Problem to work on
Every line that contains the word "BOOST" should be copied.

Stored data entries
--- Begin ---

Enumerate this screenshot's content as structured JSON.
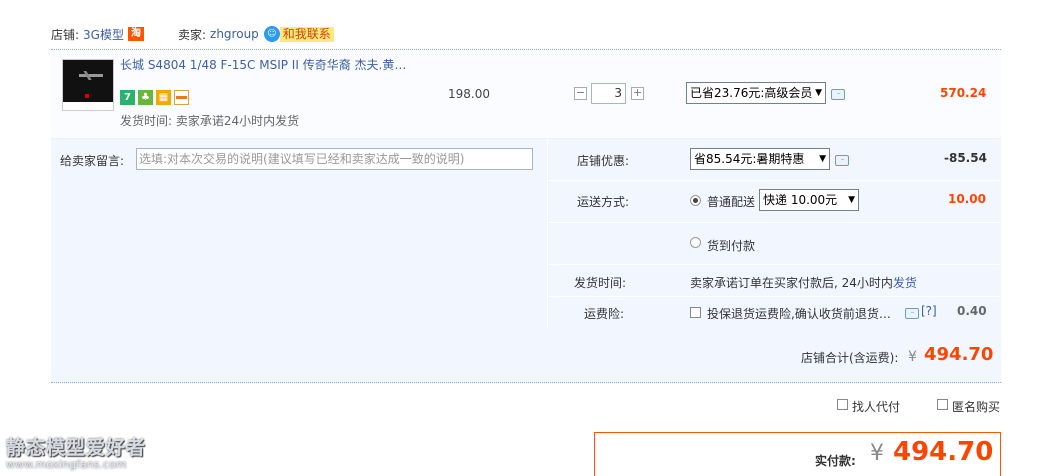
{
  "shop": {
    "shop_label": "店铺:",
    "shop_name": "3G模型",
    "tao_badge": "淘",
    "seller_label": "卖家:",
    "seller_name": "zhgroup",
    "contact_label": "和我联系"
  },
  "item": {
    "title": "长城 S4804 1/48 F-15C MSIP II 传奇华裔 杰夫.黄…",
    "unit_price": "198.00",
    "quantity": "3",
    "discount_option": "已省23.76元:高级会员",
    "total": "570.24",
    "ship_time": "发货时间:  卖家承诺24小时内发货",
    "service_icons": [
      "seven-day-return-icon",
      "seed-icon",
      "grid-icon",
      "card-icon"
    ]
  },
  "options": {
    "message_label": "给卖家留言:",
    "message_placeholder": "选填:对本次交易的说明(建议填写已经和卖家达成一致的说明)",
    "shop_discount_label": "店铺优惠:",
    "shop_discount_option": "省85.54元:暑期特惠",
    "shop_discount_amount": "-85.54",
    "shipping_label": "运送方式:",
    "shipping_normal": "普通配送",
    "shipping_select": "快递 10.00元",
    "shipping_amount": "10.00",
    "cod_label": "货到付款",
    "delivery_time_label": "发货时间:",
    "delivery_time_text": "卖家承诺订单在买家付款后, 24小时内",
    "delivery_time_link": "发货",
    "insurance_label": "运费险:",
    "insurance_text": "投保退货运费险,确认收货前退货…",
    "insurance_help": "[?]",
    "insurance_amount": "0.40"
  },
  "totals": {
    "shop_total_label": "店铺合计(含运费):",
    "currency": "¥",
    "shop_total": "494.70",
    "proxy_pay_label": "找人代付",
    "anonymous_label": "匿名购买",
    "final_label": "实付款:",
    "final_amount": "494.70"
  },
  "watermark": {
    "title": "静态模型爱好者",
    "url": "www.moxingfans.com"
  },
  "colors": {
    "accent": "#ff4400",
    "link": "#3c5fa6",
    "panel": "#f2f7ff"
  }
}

--- End ---
--- Begin ---

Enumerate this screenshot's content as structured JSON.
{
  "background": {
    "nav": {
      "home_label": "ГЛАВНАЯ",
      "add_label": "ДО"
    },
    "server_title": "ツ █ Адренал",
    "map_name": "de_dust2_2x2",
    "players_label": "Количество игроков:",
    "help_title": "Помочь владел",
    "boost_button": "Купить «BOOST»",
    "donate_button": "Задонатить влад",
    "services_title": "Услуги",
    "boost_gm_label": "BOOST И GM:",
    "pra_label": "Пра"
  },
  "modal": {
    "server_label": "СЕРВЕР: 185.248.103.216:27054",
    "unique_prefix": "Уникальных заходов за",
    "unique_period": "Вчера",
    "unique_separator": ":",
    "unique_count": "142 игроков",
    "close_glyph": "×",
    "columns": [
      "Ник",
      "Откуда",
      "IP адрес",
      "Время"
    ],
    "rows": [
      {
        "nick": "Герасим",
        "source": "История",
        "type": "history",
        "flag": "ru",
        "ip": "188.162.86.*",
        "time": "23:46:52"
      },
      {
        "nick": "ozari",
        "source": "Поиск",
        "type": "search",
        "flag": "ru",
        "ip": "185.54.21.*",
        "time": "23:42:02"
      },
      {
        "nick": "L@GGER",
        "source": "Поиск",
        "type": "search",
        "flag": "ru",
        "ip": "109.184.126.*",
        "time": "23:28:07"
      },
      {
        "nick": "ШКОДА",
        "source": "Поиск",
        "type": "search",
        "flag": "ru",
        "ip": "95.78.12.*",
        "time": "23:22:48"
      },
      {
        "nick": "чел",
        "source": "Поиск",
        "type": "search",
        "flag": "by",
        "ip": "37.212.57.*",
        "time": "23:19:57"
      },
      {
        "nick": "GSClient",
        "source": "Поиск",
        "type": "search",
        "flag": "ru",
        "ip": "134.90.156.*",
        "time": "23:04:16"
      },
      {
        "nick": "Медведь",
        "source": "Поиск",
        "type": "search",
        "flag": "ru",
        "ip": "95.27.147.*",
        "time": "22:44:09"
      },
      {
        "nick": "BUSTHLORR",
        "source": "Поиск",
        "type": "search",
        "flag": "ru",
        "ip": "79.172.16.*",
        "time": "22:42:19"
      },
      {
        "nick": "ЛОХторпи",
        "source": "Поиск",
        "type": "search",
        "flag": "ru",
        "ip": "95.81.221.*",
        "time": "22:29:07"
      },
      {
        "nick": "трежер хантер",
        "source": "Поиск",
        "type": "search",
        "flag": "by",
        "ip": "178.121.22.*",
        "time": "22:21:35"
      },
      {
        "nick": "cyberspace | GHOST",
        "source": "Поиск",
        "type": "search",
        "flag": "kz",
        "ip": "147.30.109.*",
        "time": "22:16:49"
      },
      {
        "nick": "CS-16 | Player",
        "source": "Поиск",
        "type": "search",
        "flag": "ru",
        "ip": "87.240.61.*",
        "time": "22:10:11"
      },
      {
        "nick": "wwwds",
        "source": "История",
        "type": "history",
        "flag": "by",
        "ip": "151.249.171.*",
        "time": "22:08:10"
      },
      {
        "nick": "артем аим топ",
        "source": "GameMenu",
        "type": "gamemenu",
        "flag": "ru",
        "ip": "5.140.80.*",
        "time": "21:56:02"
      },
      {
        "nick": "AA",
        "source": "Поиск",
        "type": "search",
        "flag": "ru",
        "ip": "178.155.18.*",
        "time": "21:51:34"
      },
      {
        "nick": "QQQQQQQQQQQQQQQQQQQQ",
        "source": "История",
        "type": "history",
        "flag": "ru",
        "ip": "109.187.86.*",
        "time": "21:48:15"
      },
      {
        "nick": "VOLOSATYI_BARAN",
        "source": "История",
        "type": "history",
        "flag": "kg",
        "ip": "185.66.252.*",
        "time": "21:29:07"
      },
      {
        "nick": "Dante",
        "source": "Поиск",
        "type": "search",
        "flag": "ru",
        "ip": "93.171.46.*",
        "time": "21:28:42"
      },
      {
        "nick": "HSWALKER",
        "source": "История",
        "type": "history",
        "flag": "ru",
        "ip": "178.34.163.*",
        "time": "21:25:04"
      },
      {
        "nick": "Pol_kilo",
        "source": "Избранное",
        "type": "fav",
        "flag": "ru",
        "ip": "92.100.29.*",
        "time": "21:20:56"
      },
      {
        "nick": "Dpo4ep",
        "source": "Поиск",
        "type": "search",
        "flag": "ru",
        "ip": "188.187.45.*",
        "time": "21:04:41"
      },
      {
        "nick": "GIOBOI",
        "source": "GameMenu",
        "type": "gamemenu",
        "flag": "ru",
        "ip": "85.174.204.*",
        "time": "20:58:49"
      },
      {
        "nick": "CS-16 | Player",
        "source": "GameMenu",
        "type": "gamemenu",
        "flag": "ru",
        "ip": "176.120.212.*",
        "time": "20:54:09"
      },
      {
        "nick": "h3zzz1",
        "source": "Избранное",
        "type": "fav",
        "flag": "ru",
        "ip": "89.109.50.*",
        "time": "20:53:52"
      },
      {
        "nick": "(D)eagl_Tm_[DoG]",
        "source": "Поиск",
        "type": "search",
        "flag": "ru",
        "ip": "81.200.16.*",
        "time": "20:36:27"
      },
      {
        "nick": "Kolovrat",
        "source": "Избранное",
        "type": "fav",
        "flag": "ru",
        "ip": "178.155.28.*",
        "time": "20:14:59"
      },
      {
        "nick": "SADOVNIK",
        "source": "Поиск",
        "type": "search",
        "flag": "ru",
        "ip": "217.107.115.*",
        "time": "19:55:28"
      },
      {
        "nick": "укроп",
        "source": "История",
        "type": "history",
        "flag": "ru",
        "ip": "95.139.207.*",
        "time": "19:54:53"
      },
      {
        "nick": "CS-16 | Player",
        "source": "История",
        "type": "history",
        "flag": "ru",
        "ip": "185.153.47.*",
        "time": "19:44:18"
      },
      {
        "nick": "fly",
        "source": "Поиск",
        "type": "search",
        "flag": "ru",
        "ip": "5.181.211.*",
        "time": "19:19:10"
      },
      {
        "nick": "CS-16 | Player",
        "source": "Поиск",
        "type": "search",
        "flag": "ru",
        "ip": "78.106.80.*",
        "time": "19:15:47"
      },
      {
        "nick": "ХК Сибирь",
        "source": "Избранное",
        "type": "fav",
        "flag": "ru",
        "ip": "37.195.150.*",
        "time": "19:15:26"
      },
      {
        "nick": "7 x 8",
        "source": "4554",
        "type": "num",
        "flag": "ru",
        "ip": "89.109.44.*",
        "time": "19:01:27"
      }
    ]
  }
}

--- End ---
--- Begin ---

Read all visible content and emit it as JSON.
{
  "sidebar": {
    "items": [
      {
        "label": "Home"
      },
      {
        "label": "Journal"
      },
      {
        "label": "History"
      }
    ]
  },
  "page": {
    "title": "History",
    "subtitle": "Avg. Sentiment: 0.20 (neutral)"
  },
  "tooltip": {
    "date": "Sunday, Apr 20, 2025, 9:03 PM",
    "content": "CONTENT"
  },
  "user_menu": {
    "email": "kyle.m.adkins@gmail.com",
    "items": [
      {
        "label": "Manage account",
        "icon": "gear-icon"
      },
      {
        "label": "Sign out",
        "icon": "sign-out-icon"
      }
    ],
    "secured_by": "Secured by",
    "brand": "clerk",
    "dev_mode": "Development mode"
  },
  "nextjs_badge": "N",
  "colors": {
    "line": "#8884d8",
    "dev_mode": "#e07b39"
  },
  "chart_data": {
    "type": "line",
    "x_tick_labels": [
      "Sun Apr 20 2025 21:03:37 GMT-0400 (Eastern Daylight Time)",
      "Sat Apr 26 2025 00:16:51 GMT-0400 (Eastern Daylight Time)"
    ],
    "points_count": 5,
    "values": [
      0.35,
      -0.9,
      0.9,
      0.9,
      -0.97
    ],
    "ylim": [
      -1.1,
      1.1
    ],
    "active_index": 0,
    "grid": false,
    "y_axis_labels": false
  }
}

--- End ---

Result
    "boost_button": "Купить «BOOST»",
    "boost_gm_label": "BOOST И GM:",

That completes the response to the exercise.